◆ Exercise objective
Extract each line of the records below and reproduce all of them verbatim, unchanged and in their original order.

------------------------------------------------------------

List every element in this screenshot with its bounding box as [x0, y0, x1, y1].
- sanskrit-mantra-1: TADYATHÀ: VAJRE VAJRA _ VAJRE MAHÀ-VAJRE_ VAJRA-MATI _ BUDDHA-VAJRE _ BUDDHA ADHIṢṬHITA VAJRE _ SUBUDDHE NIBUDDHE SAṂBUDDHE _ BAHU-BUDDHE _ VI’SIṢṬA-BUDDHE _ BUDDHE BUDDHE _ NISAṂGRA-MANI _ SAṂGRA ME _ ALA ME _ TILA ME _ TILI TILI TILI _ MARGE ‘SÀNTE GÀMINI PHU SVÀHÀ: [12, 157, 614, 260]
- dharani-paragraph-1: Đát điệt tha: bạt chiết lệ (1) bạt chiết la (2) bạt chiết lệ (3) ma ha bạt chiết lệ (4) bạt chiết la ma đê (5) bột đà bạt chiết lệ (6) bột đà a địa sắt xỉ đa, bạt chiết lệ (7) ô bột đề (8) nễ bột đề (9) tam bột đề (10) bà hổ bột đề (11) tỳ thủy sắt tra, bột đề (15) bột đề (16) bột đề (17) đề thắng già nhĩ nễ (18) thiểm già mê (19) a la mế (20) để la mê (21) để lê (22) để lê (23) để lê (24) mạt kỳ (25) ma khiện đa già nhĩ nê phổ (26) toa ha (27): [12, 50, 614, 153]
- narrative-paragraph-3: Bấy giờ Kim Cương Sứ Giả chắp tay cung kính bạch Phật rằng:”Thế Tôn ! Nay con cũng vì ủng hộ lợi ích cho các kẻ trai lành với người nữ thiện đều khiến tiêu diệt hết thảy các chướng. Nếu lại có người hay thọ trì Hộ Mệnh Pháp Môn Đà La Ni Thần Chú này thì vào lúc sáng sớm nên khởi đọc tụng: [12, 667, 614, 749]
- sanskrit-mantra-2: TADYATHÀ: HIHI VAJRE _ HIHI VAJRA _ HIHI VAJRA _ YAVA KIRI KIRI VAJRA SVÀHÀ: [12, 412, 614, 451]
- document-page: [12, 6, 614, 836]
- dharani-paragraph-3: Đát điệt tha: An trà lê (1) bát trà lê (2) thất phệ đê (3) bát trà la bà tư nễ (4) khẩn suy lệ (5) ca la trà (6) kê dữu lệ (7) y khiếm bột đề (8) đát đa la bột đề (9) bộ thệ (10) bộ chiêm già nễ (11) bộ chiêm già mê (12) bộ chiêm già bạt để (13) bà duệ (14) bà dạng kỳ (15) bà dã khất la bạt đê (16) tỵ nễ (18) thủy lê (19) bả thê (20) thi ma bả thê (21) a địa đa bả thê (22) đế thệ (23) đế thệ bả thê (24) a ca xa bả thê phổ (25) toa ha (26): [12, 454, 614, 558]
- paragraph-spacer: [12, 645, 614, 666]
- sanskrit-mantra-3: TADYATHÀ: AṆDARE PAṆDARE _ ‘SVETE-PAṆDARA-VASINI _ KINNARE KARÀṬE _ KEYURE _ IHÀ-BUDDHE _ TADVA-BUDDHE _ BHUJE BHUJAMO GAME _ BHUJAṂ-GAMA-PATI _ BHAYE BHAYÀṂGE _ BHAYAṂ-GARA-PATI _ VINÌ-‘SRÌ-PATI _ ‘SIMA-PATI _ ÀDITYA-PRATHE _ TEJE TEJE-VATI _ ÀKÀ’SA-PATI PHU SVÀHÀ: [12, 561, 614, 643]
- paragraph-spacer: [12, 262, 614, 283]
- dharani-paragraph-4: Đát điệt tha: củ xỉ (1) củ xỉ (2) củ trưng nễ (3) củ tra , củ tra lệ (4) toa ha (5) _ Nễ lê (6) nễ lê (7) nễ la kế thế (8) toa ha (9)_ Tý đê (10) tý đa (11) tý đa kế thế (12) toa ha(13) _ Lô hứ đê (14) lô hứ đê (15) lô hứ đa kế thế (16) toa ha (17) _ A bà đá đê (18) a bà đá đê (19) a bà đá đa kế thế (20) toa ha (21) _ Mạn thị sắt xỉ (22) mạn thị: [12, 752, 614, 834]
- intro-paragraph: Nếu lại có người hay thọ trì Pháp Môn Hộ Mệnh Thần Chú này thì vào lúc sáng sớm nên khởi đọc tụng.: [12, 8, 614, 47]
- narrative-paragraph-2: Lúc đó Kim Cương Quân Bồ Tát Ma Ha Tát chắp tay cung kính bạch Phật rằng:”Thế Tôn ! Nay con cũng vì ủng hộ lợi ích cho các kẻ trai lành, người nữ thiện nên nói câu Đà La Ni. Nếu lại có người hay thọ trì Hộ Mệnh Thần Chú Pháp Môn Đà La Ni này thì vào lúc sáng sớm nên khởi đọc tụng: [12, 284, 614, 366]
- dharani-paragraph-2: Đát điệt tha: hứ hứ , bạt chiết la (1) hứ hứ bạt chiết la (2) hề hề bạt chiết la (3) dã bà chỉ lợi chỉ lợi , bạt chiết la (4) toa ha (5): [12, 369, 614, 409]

------------------------------------------------------------

◆ Written solution
List every element in this screenshot with its bounding box as [x0, y0, x1, y1].
- sanskrit-mantra-1: TADYATHÀ: VAJRE VAJRA _ VAJRE MAHÀ-VAJRE_ VAJRA-MATI _ BUDDHA-VAJRE _ BUDDHA ADHIṢṬHITA VAJRE _ SUBUDDHE NIBUDDHE SAṂBUDDHE _ BAHU-BUDDHE _ VI’SIṢṬA-BUDDHE _ BUDDHE BUDDHE _ NISAṂGRA-MANI _ SAṂGRA ME _ ALA ME _ TILA ME _ TILI TILI TILI _ MARGE ‘SÀNTE GÀMINI PHU SVÀHÀ: [12, 157, 614, 260]
- dharani-paragraph-1: Đát điệt tha: bạt chiết lệ (1) bạt chiết la (2) bạt chiết lệ (3) ma ha bạt chiết lệ (4) bạt chiết la ma đê (5) bột đà bạt chiết lệ (6) bột đà a địa sắt xỉ đa, bạt chiết lệ (7) ô bột đề (8) nễ bột đề (9) tam bột đề (10) bà hổ bột đề (11) tỳ thủy sắt tra, bột đề (15) bột đề (16) bột đề (17) đề thắng già nhĩ nễ (18) thiểm già mê (19) a la mế (20) để la mê (21) để lê (22) để lê (23) để lê (24) mạt kỳ (25) ma khiện đa già nhĩ nê phổ (26) toa ha (27): [12, 50, 614, 153]
- narrative-paragraph-3: Bấy giờ Kim Cương Sứ Giả chắp tay cung kính bạch Phật rằng:”Thế Tôn ! Nay con cũng vì ủng hộ lợi ích cho các kẻ trai lành với người nữ thiện đều khiến tiêu diệt hết thảy các chướng. Nếu lại có người hay thọ trì Hộ Mệnh Pháp Môn Đà La Ni Thần Chú này thì vào lúc sáng sớm nên khởi đọc tụng: [12, 667, 614, 749]
- sanskrit-mantra-2: TADYATHÀ: HIHI VAJRE _ HIHI VAJRA _ HIHI VAJRA _ YAVA KIRI KIRI VAJRA SVÀHÀ: [12, 412, 614, 451]
- document-page: [12, 6, 614, 836]
- dharani-paragraph-3: Đát điệt tha: An trà lê (1) bát trà lê (2) thất phệ đê (3) bát trà la bà tư nễ (4) khẩn suy lệ (5) ca la trà (6) kê dữu lệ (7) y khiếm bột đề (8) đát đa la bột đề (9) bộ thệ (10) bộ chiêm già nễ (11) bộ chiêm già mê (12) bộ chiêm già bạt để (13) bà duệ (14) bà dạng kỳ (15) bà dã khất la bạt đê (16) tỵ nễ (18) thủy lê (19) bả thê (20) thi ma bả thê (21) a địa đa bả thê (22) đế thệ (23) đế thệ bả thê (24) a ca xa bả thê phổ (25) toa ha (26): [12, 454, 614, 558]
- paragraph-spacer: [12, 645, 614, 666]
- sanskrit-mantra-3: TADYATHÀ: AṆDARE PAṆDARE _ ‘SVETE-PAṆDARA-VASINI _ KINNARE KARÀṬE _ KEYURE _ IHÀ-BUDDHE _ TADVA-BUDDHE _ BHUJE BHUJAMO GAME _ BHUJAṂ-GAMA-PATI _ BHAYE BHAYÀṂGE _ BHAYAṂ-GARA-PATI _ VINÌ-‘SRÌ-PATI _ ‘SIMA-PATI _ ÀDITYA-PRATHE _ TEJE TEJE-VATI _ ÀKÀ’SA-PATI PHU SVÀHÀ: [12, 561, 614, 643]
- paragraph-spacer: [12, 262, 614, 283]
- dharani-paragraph-4: Đát điệt tha: củ xỉ (1) củ xỉ (2) củ trưng nễ (3) củ tra , củ tra lệ (4) toa ha (5) _ Nễ lê (6) nễ lê (7) nễ la kế thế (8) toa ha (9)_ Tý đê (10) tý đa (11) tý đa kế thế (12) toa ha(13) _ Lô hứ đê (14) lô hứ đê (15) lô hứ đa kế thế (16) toa ha (17) _ A bà đá đê (18) a bà đá đê (19) a bà đá đa kế thế (20) toa ha (21) _ Mạn thị sắt xỉ (22) mạn thị: [12, 752, 614, 834]
- intro-paragraph: Nếu lại có người hay thọ trì Pháp Môn Hộ Mệnh Thần Chú này thì vào lúc sáng sớm nên khởi đọc tụng.: [12, 8, 614, 47]
- narrative-paragraph-2: Lúc đó Kim Cương Quân Bồ Tát Ma Ha Tát chắp tay cung kính bạch Phật rằng:”Thế Tôn ! Nay con cũng vì ủng hộ lợi ích cho các kẻ trai lành, người nữ thiện nên nói câu Đà La Ni. Nếu lại có người hay thọ trì Hộ Mệnh Thần Chú Pháp Môn Đà La Ni này thì vào lúc sáng sớm nên khởi đọc tụng: [12, 284, 614, 366]
- dharani-paragraph-2: Đát điệt tha: hứ hứ , bạt chiết la (1) hứ hứ bạt chiết la (2) hề hề bạt chiết la (3) dã bà chỉ lợi chỉ lợi , bạt chiết la (4) toa ha (5): [12, 369, 614, 409]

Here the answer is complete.